Find every line of the listing below where "right" appears, and copy it.

______________________________

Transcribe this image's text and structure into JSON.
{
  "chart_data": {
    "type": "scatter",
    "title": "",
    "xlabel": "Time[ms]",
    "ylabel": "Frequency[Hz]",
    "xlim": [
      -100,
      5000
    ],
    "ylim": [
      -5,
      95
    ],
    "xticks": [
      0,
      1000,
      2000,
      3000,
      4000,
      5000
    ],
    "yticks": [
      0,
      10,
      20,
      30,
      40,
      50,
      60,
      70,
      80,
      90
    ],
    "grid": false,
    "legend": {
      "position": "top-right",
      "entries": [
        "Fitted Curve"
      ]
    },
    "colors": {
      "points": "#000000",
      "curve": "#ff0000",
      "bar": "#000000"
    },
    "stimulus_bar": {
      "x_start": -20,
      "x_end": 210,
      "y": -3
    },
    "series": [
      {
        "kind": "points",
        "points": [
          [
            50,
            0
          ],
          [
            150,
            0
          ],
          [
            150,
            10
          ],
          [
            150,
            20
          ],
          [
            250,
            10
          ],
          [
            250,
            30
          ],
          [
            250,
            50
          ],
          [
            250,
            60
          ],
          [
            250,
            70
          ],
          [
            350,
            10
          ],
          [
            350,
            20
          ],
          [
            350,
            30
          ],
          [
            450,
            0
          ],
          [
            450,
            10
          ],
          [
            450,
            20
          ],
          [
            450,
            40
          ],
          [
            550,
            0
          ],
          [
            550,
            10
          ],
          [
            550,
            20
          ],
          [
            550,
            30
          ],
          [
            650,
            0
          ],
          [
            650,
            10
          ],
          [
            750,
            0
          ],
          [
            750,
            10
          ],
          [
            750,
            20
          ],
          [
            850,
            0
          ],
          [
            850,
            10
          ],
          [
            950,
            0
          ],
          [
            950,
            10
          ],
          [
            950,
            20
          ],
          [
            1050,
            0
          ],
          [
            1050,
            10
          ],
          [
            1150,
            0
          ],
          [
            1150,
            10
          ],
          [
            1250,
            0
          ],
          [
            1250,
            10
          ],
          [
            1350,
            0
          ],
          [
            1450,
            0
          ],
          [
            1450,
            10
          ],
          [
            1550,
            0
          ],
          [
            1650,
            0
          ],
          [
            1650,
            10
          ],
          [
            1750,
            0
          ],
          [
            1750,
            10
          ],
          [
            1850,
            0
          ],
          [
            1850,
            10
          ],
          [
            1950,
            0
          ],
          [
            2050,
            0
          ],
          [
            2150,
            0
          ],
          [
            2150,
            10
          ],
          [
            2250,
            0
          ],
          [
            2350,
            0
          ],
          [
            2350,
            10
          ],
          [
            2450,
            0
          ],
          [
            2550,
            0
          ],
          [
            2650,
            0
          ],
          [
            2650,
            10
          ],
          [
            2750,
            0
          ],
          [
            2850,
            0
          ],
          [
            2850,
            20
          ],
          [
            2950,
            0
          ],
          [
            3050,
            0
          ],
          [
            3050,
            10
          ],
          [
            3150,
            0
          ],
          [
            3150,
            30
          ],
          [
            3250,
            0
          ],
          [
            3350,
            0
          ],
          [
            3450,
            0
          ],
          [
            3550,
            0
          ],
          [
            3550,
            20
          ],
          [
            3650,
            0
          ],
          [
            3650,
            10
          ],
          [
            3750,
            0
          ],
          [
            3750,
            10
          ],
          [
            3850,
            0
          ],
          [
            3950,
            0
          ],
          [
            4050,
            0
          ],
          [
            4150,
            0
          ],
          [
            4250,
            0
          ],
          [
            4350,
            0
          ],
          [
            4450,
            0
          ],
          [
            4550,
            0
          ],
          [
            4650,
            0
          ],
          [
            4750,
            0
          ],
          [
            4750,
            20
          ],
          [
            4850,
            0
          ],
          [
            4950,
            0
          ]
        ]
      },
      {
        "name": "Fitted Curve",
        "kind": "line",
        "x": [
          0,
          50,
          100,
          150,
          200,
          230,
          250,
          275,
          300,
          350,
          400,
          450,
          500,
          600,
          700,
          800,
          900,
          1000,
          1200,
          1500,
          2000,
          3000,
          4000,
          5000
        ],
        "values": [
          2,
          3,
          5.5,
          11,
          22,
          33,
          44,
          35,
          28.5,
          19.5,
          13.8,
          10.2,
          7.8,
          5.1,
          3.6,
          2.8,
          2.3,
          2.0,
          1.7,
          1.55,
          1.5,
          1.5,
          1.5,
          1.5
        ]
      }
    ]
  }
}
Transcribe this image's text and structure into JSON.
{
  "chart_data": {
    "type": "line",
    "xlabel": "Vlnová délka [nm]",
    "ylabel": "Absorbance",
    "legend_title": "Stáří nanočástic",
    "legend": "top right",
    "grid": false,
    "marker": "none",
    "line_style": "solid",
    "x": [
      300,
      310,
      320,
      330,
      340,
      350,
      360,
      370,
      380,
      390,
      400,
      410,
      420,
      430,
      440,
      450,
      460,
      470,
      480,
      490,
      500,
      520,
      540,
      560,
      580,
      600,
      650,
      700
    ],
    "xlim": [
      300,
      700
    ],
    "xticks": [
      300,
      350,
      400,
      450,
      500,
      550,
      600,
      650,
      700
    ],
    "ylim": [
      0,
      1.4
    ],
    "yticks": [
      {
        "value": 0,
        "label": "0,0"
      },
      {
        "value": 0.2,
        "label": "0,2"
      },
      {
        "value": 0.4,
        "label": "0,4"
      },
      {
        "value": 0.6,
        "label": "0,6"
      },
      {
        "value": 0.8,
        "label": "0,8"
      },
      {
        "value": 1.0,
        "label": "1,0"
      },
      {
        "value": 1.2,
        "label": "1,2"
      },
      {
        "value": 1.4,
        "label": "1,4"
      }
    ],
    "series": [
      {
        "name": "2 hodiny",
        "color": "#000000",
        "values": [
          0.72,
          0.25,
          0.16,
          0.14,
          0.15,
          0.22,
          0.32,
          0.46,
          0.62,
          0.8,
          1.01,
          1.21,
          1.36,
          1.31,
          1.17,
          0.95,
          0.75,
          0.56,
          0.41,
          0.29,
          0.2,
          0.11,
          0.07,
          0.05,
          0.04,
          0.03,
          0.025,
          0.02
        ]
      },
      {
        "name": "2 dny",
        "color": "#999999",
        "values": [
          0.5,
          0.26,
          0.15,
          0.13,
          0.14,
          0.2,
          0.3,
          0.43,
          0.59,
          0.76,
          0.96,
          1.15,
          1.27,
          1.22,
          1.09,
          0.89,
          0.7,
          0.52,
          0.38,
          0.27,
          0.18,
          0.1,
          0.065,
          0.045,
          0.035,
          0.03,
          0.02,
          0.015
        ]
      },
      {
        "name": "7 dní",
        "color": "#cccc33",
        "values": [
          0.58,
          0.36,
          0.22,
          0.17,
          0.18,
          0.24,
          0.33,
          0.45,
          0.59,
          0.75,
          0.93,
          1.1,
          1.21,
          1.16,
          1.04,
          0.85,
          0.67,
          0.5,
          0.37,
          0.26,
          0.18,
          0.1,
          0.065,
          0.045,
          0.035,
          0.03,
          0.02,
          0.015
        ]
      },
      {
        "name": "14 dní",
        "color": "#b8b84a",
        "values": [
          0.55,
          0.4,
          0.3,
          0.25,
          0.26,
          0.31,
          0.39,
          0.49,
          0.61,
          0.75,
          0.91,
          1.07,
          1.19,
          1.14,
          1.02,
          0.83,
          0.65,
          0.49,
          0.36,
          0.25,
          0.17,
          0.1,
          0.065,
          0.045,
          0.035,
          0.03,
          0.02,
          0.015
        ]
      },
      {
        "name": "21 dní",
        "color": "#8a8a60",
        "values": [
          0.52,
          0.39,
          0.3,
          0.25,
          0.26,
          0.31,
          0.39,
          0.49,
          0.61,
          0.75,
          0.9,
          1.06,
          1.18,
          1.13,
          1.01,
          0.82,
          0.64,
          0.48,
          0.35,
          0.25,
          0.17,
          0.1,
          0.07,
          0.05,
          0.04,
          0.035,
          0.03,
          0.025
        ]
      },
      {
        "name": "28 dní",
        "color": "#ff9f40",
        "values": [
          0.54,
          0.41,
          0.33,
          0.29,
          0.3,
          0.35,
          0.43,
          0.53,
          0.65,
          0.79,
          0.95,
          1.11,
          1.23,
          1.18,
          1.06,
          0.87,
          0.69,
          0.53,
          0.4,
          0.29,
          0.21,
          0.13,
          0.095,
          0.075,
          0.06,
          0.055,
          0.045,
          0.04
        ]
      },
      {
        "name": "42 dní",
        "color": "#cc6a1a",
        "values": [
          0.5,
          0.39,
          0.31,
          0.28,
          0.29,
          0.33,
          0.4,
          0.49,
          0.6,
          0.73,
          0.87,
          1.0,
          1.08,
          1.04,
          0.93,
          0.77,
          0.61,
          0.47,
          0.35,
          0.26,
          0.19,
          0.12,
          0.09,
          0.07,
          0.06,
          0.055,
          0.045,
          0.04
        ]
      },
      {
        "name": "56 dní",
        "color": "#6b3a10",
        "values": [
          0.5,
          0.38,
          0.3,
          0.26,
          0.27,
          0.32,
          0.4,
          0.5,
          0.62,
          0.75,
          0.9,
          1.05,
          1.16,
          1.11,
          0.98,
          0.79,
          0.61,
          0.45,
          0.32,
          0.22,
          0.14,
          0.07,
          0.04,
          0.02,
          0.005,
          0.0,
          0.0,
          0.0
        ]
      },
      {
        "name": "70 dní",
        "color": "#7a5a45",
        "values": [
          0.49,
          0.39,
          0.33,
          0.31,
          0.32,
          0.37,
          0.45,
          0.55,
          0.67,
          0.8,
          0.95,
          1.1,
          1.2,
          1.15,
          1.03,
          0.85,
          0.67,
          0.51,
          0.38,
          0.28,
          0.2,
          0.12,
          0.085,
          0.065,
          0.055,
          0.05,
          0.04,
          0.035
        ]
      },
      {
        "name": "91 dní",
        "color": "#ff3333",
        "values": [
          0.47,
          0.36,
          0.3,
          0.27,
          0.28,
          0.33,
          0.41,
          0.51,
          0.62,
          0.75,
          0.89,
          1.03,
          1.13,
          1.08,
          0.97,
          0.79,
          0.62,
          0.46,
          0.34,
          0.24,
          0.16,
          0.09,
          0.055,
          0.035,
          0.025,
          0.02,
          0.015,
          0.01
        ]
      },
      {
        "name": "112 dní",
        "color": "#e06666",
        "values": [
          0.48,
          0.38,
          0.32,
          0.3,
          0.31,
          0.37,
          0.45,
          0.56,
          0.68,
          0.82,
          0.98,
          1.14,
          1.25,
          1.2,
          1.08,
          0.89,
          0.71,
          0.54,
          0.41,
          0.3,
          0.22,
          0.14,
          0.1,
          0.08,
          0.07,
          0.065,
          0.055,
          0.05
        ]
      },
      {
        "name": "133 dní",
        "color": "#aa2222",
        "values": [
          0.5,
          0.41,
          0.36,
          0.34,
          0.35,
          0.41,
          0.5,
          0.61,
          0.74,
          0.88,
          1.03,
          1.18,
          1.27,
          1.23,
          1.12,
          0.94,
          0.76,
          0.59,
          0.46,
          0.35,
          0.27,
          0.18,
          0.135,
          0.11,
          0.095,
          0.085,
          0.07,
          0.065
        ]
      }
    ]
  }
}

______________________________

_Written response_:
      "position": "top-right",
    "legend": "top right",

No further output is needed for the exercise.